## begin Working data

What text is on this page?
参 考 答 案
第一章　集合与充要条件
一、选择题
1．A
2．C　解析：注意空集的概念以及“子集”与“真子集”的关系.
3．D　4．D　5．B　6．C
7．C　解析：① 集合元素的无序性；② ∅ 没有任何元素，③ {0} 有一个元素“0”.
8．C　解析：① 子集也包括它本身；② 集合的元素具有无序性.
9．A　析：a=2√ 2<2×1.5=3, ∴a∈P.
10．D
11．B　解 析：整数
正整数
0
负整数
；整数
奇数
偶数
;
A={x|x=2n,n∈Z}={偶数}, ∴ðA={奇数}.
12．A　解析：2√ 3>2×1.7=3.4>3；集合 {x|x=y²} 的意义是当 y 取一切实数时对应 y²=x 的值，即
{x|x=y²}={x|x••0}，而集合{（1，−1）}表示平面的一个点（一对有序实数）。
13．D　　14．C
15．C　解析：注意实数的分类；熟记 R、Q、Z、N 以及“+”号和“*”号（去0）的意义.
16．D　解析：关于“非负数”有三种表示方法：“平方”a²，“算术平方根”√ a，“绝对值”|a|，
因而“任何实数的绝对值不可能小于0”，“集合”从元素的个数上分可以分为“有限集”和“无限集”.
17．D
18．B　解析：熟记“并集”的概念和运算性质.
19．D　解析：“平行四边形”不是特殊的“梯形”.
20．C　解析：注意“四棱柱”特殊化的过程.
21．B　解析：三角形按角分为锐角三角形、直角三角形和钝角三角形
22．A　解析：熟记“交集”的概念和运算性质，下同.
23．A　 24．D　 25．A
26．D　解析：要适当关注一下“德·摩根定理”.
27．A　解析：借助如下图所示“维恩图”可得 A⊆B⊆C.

## end Working data

Given instruction: Repeat every entry exactly as written above.

Solution to this task:
What text is on this page?
参 考 答 案
第一章　集合与充要条件
一、选择题
1．A
2．C　解析：注意空集的概念以及“子集”与“真子集”的关系.
3．D　4．D　5．B　6．C
7．C　解析：① 集合元素的无序性；② ∅ 没有任何元素，③ {0} 有一个元素“0”.
8．C　解析：① 子集也包括它本身；② 集合的元素具有无序性.
9．A　析：a=2√ 2<2×1.5=3, ∴a∈P.
10．D
11．B　解 析：整数
正整数
0
负整数
；整数
奇数
偶数
;
A={x|x=2n,n∈Z}={偶数}, ∴ðA={奇数}.
12．A　解析：2√ 3>2×1.7=3.4>3；集合 {x|x=y²} 的意义是当 y 取一切实数时对应 y²=x 的值，即
{x|x=y²}={x|x••0}，而集合{（1，−1）}表示平面的一个点（一对有序实数）。
13．D　　14．C
15．C　解析：注意实数的分类；熟记 R、Q、Z、N 以及“+”号和“*”号（去0）的意义.
16．D　解析：关于“非负数”有三种表示方法：“平方”a²，“算术平方根”√ a，“绝对值”|a|，
因而“任何实数的绝对值不可能小于0”，“集合”从元素的个数上分可以分为“有限集”和“无限集”.
17．D
18．B　解析：熟记“并集”的概念和运算性质.
19．D　解析：“平行四边形”不是特殊的“梯形”.
20．C　解析：注意“四棱柱”特殊化的过程.
21．B　解析：三角形按角分为锐角三角形、直角三角形和钝角三角形
22．A　解析：熟记“交集”的概念和运算性质，下同.
23．A　 24．D　 25．A
26．D　解析：要适当关注一下“德·摩根定理”.
27．A　解析：借助如下图所示“维恩图”可得 A⊆B⊆C.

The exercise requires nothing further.